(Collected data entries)
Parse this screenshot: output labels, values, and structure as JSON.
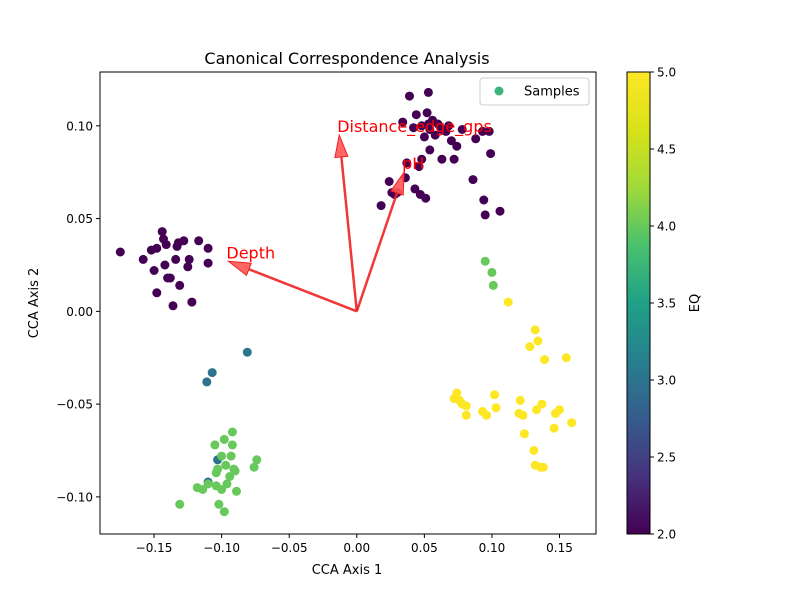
{
  "chart_data": {
    "type": "scatter",
    "title": "Canonical Correspondence Analysis",
    "xlabel": "CCA Axis 1",
    "ylabel": "CCA Axis 2",
    "xlim": [
      -0.19,
      0.177
    ],
    "ylim": [
      -0.12,
      0.129
    ],
    "xticks": [
      -0.15,
      -0.1,
      -0.05,
      0.0,
      0.05,
      0.1,
      0.15
    ],
    "xtick_labels": [
      "−0.15",
      "−0.10",
      "−0.05",
      "0.00",
      "0.05",
      "0.10",
      "0.15"
    ],
    "yticks": [
      -0.1,
      -0.05,
      0.0,
      0.05,
      0.1
    ],
    "ytick_labels": [
      "−0.10",
      "−0.05",
      "0.00",
      "0.05",
      "0.10"
    ],
    "grid": false,
    "legend": {
      "position": "top-right",
      "entries": [
        {
          "label": "Samples",
          "color": "#3bb57c"
        }
      ]
    },
    "colorbar": {
      "label": "EQ",
      "min": 2.0,
      "max": 5.0,
      "ticks": [
        2.0,
        2.5,
        3.0,
        3.5,
        4.0,
        4.5,
        5.0
      ],
      "tick_labels": [
        "2.0",
        "2.5",
        "3.0",
        "3.5",
        "4.0",
        "4.5",
        "5.0"
      ],
      "colormap": "viridis"
    },
    "arrows": [
      {
        "label": "Distance_edge_gps",
        "x": -0.013,
        "y": 0.095
      },
      {
        "label": "pH",
        "x": 0.035,
        "y": 0.075
      },
      {
        "label": "Depth",
        "x": -0.095,
        "y": 0.027
      }
    ],
    "series": [
      {
        "eq": 2.0,
        "points": [
          [
            -0.175,
            0.032
          ],
          [
            -0.158,
            0.028
          ],
          [
            -0.152,
            0.033
          ],
          [
            -0.15,
            0.022
          ],
          [
            -0.148,
            0.01
          ],
          [
            -0.148,
            0.034
          ],
          [
            -0.144,
            0.043
          ],
          [
            -0.143,
            0.039
          ],
          [
            -0.142,
            0.025
          ],
          [
            -0.141,
            0.036
          ],
          [
            -0.14,
            0.018
          ],
          [
            -0.138,
            0.018
          ],
          [
            -0.136,
            0.003
          ],
          [
            -0.134,
            0.028
          ],
          [
            -0.133,
            0.035
          ],
          [
            -0.132,
            0.037
          ],
          [
            -0.131,
            0.014
          ],
          [
            -0.128,
            0.038
          ],
          [
            -0.125,
            0.024
          ],
          [
            -0.124,
            0.028
          ],
          [
            -0.122,
            0.005
          ],
          [
            -0.117,
            0.038
          ],
          [
            -0.11,
            0.034
          ],
          [
            -0.11,
            0.026
          ],
          [
            0.018,
            0.057
          ],
          [
            0.024,
            0.07
          ],
          [
            0.026,
            0.064
          ],
          [
            0.028,
            0.063
          ],
          [
            0.03,
            0.064
          ],
          [
            0.034,
            0.102
          ],
          [
            0.036,
            0.072
          ],
          [
            0.037,
            0.08
          ],
          [
            0.039,
            0.116
          ],
          [
            0.042,
            0.099
          ],
          [
            0.043,
            0.066
          ],
          [
            0.044,
            0.106
          ],
          [
            0.046,
            0.078
          ],
          [
            0.047,
            0.063
          ],
          [
            0.048,
            0.1
          ],
          [
            0.048,
            0.082
          ],
          [
            0.05,
            0.094
          ],
          [
            0.051,
            0.061
          ],
          [
            0.052,
            0.107
          ],
          [
            0.053,
            0.101
          ],
          [
            0.053,
            0.118
          ],
          [
            0.054,
            0.087
          ],
          [
            0.054,
            0.098
          ],
          [
            0.056,
            0.103
          ],
          [
            0.058,
            0.095
          ],
          [
            0.06,
            0.101
          ],
          [
            0.063,
            0.098
          ],
          [
            0.063,
            0.082
          ],
          [
            0.066,
            0.097
          ],
          [
            0.068,
            0.1
          ],
          [
            0.07,
            0.092
          ],
          [
            0.072,
            0.082
          ],
          [
            0.074,
            0.089
          ],
          [
            0.078,
            0.098
          ],
          [
            0.086,
            0.071
          ],
          [
            0.088,
            0.093
          ],
          [
            0.093,
            0.097
          ],
          [
            0.094,
            0.06
          ],
          [
            0.095,
            0.052
          ],
          [
            0.098,
            0.097
          ],
          [
            0.099,
            0.085
          ],
          [
            0.106,
            0.054
          ]
        ]
      },
      {
        "eq": 3.0,
        "points": [
          [
            -0.081,
            -0.022
          ],
          [
            -0.107,
            -0.033
          ],
          [
            -0.111,
            -0.038
          ],
          [
            -0.11,
            -0.092
          ],
          [
            -0.103,
            -0.08
          ]
        ]
      },
      {
        "eq": 4.0,
        "points": [
          [
            -0.131,
            -0.104
          ],
          [
            -0.118,
            -0.095
          ],
          [
            -0.114,
            -0.096
          ],
          [
            -0.11,
            -0.093
          ],
          [
            -0.105,
            -0.072
          ],
          [
            -0.104,
            -0.087
          ],
          [
            -0.104,
            -0.094
          ],
          [
            -0.103,
            -0.085
          ],
          [
            -0.102,
            -0.104
          ],
          [
            -0.1,
            -0.078
          ],
          [
            -0.1,
            -0.096
          ],
          [
            -0.098,
            -0.069
          ],
          [
            -0.098,
            -0.108
          ],
          [
            -0.097,
            -0.083
          ],
          [
            -0.096,
            -0.093
          ],
          [
            -0.094,
            -0.089
          ],
          [
            -0.093,
            -0.078
          ],
          [
            -0.092,
            -0.065
          ],
          [
            -0.092,
            -0.072
          ],
          [
            -0.091,
            -0.085
          ],
          [
            -0.09,
            -0.086
          ],
          [
            -0.089,
            -0.097
          ],
          [
            -0.076,
            -0.084
          ],
          [
            -0.074,
            -0.08
          ],
          [
            0.095,
            0.027
          ],
          [
            0.1,
            0.021
          ],
          [
            0.101,
            0.014
          ]
        ]
      },
      {
        "eq": 5.0,
        "points": [
          [
            0.072,
            -0.047
          ],
          [
            0.074,
            -0.044
          ],
          [
            0.076,
            -0.048
          ],
          [
            0.078,
            -0.05
          ],
          [
            0.081,
            -0.051
          ],
          [
            0.081,
            -0.056
          ],
          [
            0.093,
            -0.054
          ],
          [
            0.096,
            -0.056
          ],
          [
            0.102,
            -0.045
          ],
          [
            0.103,
            -0.052
          ],
          [
            0.112,
            0.005
          ],
          [
            0.12,
            -0.055
          ],
          [
            0.121,
            -0.048
          ],
          [
            0.123,
            -0.056
          ],
          [
            0.124,
            -0.066
          ],
          [
            0.128,
            -0.019
          ],
          [
            0.131,
            -0.075
          ],
          [
            0.132,
            -0.01
          ],
          [
            0.132,
            -0.083
          ],
          [
            0.133,
            -0.053
          ],
          [
            0.134,
            -0.016
          ],
          [
            0.136,
            -0.084
          ],
          [
            0.137,
            -0.05
          ],
          [
            0.138,
            -0.084
          ],
          [
            0.139,
            -0.026
          ],
          [
            0.146,
            -0.063
          ],
          [
            0.147,
            -0.055
          ],
          [
            0.15,
            -0.053
          ],
          [
            0.155,
            -0.025
          ],
          [
            0.159,
            -0.06
          ]
        ]
      }
    ]
  }
}
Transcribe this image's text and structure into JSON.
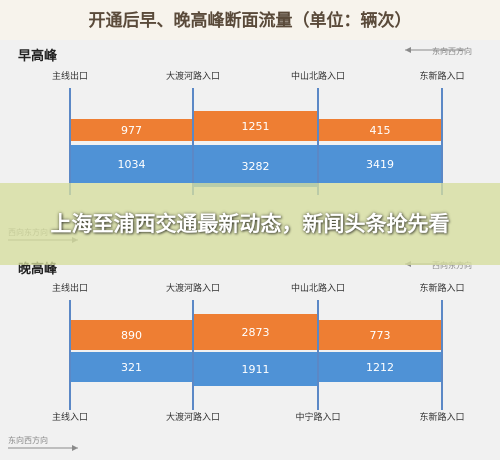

**STATED EXERCISE**
From the entries above, copy each line holding "this".

**THE COMPLETED TASK**
Parse this screenshot: output labels, values, and structure as JSON.
Transcribe this image's text and structure into JSON.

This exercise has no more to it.